Task to complete:
Output an exact reproduction of the data.

Supplied information:
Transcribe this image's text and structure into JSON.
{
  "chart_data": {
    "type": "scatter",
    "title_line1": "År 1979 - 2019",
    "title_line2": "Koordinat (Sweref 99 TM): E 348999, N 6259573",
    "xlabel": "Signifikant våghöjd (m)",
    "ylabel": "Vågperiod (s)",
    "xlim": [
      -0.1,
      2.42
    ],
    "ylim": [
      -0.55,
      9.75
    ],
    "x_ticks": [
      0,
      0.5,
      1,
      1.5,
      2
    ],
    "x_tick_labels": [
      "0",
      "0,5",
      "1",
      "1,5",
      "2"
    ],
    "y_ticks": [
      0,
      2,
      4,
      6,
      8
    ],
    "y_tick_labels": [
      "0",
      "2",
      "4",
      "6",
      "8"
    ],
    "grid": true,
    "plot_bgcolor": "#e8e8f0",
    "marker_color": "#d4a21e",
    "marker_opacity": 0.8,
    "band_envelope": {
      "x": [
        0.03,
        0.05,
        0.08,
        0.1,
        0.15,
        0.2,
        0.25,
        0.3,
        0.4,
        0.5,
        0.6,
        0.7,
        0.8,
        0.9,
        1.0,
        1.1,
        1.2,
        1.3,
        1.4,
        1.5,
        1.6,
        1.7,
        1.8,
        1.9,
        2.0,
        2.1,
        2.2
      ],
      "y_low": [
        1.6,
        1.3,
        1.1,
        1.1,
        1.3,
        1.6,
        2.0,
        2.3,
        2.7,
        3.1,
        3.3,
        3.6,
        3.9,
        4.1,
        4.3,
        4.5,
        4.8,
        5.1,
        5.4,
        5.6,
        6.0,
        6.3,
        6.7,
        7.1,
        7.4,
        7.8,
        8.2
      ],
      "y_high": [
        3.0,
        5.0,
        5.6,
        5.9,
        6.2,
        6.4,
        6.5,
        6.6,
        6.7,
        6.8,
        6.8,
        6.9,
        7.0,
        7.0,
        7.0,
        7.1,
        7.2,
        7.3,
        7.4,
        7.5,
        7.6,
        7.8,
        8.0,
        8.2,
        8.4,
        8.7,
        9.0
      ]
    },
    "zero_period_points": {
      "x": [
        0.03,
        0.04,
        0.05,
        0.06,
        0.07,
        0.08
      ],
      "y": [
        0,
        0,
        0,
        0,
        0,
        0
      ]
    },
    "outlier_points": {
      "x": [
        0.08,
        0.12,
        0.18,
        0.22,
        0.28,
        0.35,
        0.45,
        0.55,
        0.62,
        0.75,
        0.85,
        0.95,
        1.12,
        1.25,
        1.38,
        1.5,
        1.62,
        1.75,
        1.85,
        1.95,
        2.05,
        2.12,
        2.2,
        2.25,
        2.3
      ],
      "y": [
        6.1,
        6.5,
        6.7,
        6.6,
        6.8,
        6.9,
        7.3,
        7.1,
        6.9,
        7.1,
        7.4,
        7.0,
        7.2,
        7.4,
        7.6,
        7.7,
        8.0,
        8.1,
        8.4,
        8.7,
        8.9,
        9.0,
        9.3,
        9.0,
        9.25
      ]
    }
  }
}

Task result:
Transcribe this image's text and structure into JSON.
{
  "chart_data": {
    "type": "scatter",
    "title_line1": "År 1979 - 2019",
    "title_line2": "Koordinat (Sweref 99 TM): E 348999, N 6259573",
    "xlabel": "Signifikant våghöjd (m)",
    "ylabel": "Vågperiod (s)",
    "xlim": [
      -0.1,
      2.42
    ],
    "ylim": [
      -0.55,
      9.75
    ],
    "x_ticks": [
      0,
      0.5,
      1,
      1.5,
      2
    ],
    "x_tick_labels": [
      "0",
      "0,5",
      "1",
      "1,5",
      "2"
    ],
    "y_ticks": [
      0,
      2,
      4,
      6,
      8
    ],
    "y_tick_labels": [
      "0",
      "2",
      "4",
      "6",
      "8"
    ],
    "grid": true,
    "plot_bgcolor": "#e8e8f0",
    "marker_color": "#d4a21e",
    "marker_opacity": 0.8,
    "band_envelope": {
      "x": [
        0.03,
        0.05,
        0.08,
        0.1,
        0.15,
        0.2,
        0.25,
        0.3,
        0.4,
        0.5,
        0.6,
        0.7,
        0.8,
        0.9,
        1.0,
        1.1,
        1.2,
        1.3,
        1.4,
        1.5,
        1.6,
        1.7,
        1.8,
        1.9,
        2.0,
        2.1,
        2.2
      ],
      "y_low": [
        1.6,
        1.3,
        1.1,
        1.1,
        1.3,
        1.6,
        2.0,
        2.3,
        2.7,
        3.1,
        3.3,
        3.6,
        3.9,
        4.1,
        4.3,
        4.5,
        4.8,
        5.1,
        5.4,
        5.6,
        6.0,
        6.3,
        6.7,
        7.1,
        7.4,
        7.8,
        8.2
      ],
      "y_high": [
        3.0,
        5.0,
        5.6,
        5.9,
        6.2,
        6.4,
        6.5,
        6.6,
        6.7,
        6.8,
        6.8,
        6.9,
        7.0,
        7.0,
        7.0,
        7.1,
        7.2,
        7.3,
        7.4,
        7.5,
        7.6,
        7.8,
        8.0,
        8.2,
        8.4,
        8.7,
        9.0
      ]
    },
    "zero_period_points": {
      "x": [
        0.03,
        0.04,
        0.05,
        0.06,
        0.07,
        0.08
      ],
      "y": [
        0,
        0,
        0,
        0,
        0,
        0
      ]
    },
    "outlier_points": {
      "x": [
        0.08,
        0.12,
        0.18,
        0.22,
        0.28,
        0.35,
        0.45,
        0.55,
        0.62,
        0.75,
        0.85,
        0.95,
        1.12,
        1.25,
        1.38,
        1.5,
        1.62,
        1.75,
        1.85,
        1.95,
        2.05,
        2.12,
        2.2,
        2.25,
        2.3
      ],
      "y": [
        6.1,
        6.5,
        6.7,
        6.6,
        6.8,
        6.9,
        7.3,
        7.1,
        6.9,
        7.1,
        7.4,
        7.0,
        7.2,
        7.4,
        7.6,
        7.7,
        8.0,
        8.1,
        8.4,
        8.7,
        8.9,
        9.0,
        9.3,
        9.0,
        9.25
      ]
    }
  }
}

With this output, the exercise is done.